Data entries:

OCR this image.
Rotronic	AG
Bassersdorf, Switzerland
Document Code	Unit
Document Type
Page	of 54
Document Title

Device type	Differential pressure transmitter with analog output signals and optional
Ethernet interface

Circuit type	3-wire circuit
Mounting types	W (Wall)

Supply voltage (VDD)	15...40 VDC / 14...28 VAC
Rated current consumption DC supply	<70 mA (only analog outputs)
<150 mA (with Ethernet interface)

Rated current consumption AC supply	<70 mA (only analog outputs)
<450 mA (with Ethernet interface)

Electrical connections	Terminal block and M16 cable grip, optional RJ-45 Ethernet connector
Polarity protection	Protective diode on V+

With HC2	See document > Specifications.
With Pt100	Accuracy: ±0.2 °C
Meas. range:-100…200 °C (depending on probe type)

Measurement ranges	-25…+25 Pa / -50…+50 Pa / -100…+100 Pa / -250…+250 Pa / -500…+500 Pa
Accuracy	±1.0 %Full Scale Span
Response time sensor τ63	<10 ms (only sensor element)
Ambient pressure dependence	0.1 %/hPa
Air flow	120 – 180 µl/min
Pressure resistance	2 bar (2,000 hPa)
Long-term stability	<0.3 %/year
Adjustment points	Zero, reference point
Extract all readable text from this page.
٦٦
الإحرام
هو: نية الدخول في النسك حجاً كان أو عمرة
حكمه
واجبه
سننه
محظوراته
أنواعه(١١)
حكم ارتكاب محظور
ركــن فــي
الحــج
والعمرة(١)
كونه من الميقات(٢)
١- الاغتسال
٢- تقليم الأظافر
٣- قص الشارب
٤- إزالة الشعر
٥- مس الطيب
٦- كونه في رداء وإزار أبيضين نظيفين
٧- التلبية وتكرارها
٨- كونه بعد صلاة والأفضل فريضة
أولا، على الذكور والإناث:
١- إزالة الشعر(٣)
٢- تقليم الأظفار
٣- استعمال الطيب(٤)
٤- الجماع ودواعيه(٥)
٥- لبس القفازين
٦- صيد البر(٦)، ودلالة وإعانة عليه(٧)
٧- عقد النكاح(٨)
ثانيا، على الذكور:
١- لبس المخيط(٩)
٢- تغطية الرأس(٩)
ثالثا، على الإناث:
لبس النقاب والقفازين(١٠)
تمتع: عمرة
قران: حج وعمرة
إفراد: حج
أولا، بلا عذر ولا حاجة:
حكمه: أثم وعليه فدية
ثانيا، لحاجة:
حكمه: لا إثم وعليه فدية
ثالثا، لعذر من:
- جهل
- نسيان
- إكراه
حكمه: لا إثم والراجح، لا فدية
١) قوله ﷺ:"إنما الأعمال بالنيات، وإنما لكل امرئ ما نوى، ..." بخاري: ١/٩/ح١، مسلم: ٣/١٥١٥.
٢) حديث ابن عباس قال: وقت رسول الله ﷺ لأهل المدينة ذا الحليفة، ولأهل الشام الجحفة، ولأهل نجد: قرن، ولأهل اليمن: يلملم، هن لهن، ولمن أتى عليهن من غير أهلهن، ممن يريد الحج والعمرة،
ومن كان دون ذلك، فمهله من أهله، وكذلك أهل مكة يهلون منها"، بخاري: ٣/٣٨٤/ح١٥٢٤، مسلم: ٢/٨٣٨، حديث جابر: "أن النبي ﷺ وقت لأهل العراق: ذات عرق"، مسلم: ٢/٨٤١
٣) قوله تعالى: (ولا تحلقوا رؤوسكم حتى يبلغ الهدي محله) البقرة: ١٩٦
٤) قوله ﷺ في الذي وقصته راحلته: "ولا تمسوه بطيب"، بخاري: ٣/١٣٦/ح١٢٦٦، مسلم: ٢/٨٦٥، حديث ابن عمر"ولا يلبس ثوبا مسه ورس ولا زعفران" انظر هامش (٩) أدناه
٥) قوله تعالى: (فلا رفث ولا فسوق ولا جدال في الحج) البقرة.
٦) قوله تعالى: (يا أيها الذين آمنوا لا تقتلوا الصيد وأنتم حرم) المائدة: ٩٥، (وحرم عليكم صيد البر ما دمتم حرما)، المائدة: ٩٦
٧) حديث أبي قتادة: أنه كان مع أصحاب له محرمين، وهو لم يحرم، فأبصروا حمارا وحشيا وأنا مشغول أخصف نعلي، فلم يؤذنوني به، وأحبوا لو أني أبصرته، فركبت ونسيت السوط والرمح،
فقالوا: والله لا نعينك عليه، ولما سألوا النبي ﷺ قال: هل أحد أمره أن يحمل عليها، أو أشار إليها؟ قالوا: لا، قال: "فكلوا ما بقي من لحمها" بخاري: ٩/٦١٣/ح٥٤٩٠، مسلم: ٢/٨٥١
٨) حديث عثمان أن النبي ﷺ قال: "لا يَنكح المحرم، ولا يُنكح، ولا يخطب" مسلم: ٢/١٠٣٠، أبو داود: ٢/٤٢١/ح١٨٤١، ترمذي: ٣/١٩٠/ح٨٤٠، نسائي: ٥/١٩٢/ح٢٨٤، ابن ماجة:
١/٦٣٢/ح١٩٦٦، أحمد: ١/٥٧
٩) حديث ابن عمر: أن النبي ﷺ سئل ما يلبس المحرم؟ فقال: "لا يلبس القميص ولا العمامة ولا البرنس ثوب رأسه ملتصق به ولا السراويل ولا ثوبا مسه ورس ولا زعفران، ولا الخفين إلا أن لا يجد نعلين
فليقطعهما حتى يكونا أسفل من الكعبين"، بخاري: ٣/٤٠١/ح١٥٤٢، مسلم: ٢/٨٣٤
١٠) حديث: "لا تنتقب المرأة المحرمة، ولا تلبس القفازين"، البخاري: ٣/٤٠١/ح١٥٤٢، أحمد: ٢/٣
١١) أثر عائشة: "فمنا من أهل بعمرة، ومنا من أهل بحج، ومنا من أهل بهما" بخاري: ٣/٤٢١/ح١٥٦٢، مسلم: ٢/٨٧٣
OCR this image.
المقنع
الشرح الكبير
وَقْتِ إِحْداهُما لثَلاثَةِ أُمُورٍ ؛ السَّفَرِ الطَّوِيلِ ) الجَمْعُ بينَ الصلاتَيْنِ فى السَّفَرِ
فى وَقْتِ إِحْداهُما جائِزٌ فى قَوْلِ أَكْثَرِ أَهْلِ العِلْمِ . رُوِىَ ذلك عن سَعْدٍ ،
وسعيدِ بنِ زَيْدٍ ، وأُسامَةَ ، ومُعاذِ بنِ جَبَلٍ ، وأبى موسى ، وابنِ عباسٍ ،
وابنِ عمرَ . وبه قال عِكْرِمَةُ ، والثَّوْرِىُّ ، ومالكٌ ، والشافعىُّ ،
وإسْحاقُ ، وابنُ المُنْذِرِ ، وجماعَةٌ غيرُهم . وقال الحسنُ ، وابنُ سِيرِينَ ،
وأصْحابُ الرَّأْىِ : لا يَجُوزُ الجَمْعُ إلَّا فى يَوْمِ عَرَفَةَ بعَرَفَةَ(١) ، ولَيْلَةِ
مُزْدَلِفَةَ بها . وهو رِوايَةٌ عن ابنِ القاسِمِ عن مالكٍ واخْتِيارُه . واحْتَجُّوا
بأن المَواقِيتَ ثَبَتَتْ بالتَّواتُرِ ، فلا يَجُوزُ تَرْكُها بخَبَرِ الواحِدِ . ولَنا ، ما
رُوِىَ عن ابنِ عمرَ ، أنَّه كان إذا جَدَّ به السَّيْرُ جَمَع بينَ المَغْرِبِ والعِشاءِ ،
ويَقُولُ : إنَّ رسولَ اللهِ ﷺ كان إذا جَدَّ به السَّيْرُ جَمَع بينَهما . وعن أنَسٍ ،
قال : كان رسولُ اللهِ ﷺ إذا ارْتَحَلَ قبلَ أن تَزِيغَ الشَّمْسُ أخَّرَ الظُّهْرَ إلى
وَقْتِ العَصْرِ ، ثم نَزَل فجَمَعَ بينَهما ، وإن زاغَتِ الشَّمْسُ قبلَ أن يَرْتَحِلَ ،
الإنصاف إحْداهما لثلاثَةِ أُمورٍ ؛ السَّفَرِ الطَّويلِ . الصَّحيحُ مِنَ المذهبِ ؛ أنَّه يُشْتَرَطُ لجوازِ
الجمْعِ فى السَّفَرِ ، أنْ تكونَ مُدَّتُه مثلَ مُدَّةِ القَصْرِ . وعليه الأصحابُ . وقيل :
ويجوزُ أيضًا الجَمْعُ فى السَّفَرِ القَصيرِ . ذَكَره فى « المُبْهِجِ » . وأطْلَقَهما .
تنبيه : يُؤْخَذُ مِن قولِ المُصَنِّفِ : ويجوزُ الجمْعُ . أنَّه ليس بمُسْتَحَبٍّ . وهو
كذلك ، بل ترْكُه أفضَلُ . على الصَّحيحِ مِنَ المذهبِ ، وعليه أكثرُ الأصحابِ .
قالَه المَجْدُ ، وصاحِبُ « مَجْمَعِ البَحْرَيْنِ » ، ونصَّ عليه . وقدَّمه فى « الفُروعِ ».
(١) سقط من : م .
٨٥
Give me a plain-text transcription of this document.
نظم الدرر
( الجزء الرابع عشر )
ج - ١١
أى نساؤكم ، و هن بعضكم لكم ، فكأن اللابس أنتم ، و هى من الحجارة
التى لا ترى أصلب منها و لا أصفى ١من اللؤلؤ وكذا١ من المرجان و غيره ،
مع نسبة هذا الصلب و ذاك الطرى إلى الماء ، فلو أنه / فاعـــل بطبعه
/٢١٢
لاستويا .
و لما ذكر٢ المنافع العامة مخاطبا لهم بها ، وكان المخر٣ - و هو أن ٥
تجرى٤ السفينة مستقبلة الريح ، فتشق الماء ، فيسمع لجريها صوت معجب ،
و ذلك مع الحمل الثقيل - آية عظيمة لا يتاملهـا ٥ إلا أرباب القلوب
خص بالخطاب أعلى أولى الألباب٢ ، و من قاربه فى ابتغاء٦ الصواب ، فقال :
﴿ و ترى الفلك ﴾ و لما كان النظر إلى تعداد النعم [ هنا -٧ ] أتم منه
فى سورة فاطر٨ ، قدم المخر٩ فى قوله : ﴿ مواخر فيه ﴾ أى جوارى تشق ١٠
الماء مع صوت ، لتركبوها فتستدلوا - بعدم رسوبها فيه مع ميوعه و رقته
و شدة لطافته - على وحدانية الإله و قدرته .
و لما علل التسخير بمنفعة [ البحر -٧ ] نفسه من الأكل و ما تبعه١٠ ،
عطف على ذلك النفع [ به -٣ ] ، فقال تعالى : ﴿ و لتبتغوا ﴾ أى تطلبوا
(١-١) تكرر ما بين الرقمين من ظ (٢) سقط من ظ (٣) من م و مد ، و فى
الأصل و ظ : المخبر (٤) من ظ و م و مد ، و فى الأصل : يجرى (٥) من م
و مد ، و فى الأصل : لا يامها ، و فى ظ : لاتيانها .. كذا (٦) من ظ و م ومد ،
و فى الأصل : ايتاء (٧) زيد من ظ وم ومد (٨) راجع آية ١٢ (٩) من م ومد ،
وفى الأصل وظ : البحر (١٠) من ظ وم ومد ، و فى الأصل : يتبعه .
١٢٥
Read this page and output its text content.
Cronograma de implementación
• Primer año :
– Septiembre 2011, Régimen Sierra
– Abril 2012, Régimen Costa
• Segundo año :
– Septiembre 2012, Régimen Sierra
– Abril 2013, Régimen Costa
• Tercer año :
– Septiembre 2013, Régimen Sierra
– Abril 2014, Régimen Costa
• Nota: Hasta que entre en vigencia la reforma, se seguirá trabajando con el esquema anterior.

[What you are asked to do] Copy out each line in the listing that has the word "زعفران".

[Exercise solution]
٤) قوله ﷺ في الذي وقصته راحلته: "ولا تمسوه بطيب"، بخاري: ٣/١٣٦/ح١٢٦٦، مسلم: ٢/٨٦٥، حديث ابن عمر"ولا يلبس ثوبا مسه ورس ولا زعفران" انظر هامش (٩) أدناه
٩) حديث ابن عمر: أن النبي ﷺ سئل ما يلبس المحرم؟ فقال: "لا يلبس القميص ولا العمامة ولا البرنس ثوب رأسه ملتصق به ولا السراويل ولا ثوبا مسه ورس ولا زعفران، ولا الخفين إلا أن لا يجد نعلين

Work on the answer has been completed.